**Work to complete**
Go through the data below and gather each line containing "Dose".

━━━ Data for the task

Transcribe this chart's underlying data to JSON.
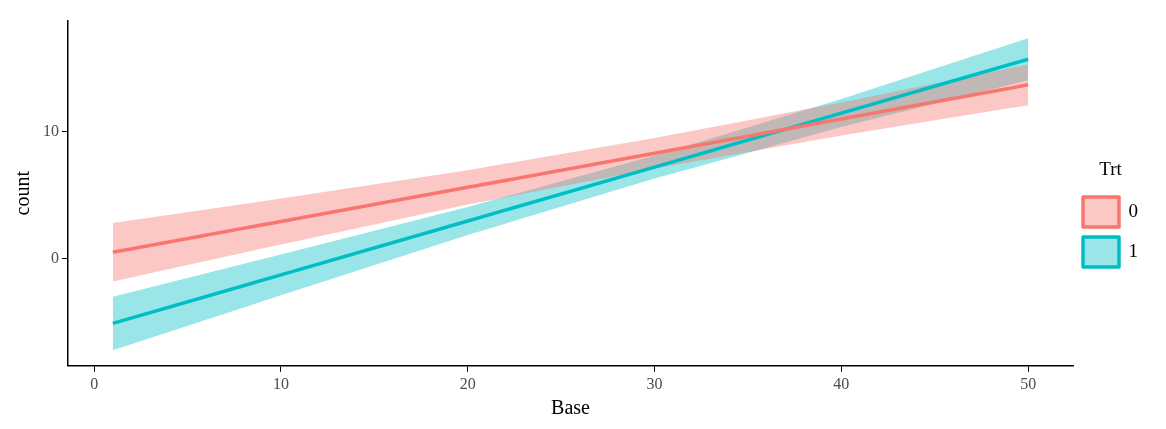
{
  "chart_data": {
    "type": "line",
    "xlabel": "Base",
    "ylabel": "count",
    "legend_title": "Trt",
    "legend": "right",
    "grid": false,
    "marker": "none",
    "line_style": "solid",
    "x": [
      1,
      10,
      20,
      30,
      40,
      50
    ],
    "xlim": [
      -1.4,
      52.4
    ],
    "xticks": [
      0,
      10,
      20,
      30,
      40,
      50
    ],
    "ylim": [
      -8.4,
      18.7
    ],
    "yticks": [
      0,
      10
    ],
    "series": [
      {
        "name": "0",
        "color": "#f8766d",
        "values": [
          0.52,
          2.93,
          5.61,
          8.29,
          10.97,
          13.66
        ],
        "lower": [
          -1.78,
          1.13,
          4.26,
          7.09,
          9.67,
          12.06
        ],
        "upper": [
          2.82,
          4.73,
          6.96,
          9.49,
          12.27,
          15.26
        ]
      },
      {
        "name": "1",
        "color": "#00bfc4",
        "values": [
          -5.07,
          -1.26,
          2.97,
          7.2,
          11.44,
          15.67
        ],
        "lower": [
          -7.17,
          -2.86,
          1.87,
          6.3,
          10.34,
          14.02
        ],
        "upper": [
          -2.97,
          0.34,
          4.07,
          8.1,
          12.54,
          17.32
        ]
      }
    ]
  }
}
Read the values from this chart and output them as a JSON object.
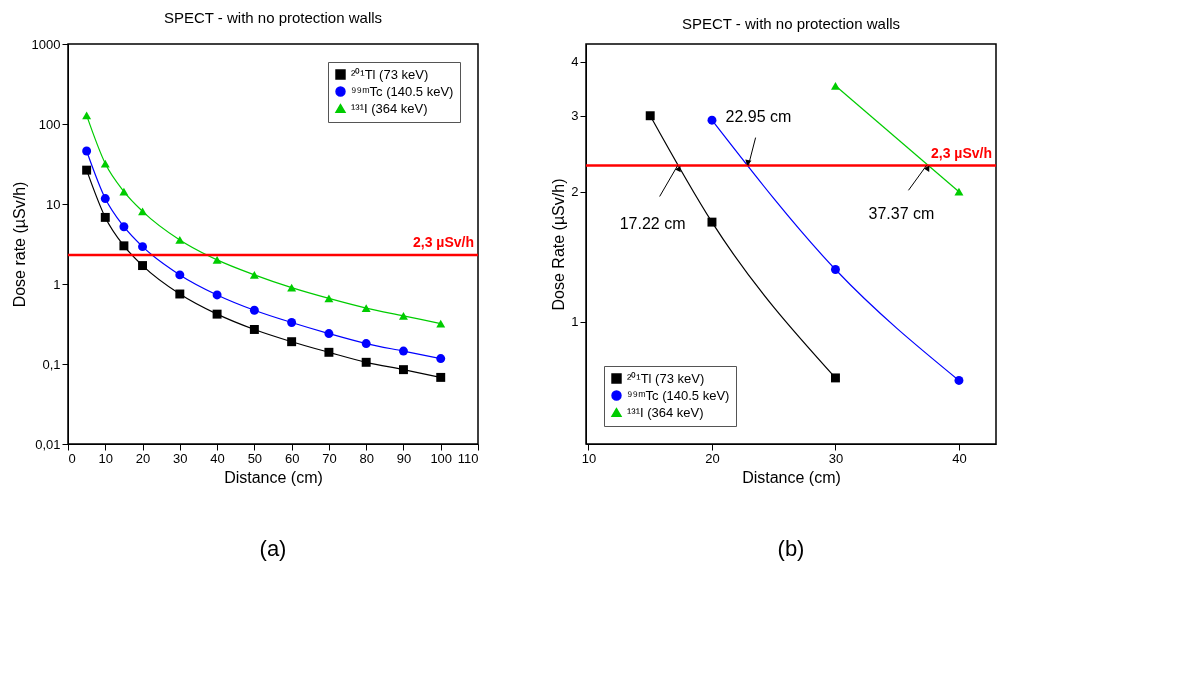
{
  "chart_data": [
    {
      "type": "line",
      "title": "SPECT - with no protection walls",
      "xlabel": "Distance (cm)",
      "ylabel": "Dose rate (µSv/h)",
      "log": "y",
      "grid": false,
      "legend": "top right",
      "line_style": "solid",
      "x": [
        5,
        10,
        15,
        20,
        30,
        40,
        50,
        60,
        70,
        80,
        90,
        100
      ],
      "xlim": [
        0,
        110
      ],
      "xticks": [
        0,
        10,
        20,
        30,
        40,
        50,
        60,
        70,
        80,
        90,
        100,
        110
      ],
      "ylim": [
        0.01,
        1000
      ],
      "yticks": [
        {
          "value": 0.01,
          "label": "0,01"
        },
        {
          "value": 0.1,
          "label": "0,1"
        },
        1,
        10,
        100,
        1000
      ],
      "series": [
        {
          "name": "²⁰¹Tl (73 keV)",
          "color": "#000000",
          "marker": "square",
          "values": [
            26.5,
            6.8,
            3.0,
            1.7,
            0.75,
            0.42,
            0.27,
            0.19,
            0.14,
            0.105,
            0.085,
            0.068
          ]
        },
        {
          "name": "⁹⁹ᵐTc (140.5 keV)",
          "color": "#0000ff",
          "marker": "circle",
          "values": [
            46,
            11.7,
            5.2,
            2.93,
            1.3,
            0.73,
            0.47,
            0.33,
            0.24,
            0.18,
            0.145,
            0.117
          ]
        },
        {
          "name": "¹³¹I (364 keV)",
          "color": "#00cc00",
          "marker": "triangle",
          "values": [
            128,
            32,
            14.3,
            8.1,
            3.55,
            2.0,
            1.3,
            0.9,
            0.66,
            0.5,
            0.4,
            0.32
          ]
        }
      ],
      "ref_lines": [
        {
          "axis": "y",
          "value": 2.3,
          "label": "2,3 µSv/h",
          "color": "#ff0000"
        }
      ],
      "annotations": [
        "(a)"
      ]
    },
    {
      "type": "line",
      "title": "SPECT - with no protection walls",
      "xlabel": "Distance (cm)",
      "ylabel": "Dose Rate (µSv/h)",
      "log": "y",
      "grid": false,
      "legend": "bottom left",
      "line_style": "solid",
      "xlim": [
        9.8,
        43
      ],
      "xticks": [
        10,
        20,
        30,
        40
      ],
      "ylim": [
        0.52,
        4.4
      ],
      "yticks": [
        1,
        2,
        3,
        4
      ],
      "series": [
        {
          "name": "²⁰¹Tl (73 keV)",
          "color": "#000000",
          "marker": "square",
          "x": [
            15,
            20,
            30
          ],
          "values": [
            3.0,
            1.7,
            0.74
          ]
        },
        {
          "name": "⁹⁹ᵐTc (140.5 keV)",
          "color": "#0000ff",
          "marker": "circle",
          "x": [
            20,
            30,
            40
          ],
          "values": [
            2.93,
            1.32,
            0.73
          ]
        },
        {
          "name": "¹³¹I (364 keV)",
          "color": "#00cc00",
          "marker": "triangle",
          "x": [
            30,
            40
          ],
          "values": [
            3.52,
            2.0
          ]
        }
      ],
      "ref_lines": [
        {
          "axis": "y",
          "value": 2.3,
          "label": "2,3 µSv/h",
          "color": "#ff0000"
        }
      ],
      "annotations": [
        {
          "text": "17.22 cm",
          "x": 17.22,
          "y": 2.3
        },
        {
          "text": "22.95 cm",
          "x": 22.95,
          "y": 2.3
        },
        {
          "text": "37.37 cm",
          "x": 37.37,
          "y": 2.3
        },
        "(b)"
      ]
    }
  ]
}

━━━━━━
━━━ Data for the task

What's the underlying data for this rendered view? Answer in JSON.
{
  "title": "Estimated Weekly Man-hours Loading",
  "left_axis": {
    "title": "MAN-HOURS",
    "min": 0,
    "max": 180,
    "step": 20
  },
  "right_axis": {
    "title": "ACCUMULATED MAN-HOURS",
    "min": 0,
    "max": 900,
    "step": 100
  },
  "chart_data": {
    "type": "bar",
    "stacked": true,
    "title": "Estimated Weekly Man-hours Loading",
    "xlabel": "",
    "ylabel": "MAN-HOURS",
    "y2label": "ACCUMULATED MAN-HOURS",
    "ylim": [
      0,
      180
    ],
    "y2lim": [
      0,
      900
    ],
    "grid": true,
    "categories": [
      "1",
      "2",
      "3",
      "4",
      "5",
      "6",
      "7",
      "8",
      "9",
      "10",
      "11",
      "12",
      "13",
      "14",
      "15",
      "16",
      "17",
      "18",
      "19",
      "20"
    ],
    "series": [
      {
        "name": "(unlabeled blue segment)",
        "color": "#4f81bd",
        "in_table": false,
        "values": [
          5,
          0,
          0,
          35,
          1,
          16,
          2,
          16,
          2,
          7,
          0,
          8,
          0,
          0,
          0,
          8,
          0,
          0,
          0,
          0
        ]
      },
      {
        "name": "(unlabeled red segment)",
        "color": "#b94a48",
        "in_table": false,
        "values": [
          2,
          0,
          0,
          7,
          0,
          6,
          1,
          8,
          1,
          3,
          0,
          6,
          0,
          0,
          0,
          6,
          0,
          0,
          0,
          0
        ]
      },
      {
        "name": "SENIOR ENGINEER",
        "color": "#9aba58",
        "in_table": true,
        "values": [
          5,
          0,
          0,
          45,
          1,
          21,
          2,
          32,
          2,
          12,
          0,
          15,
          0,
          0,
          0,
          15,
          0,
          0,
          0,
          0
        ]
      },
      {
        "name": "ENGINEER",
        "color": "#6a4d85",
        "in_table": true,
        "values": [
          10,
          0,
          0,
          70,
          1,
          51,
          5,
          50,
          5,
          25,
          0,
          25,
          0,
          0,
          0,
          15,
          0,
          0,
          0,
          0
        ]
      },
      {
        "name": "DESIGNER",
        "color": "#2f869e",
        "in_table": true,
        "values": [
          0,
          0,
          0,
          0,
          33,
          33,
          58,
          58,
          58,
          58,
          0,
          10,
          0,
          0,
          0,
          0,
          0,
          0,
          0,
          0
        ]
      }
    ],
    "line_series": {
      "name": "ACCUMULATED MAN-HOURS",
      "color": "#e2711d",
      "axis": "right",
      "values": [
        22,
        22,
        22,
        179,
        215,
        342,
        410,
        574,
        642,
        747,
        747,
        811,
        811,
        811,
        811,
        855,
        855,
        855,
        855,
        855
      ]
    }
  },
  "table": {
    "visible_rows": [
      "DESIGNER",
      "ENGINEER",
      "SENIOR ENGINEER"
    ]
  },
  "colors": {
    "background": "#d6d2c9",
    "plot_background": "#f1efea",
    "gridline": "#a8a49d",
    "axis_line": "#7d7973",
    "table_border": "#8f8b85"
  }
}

━━━━━━

**The response**
      "ylabel": "Dose rate (µSv/h)",
      "ylabel": "Dose Rate (µSv/h)",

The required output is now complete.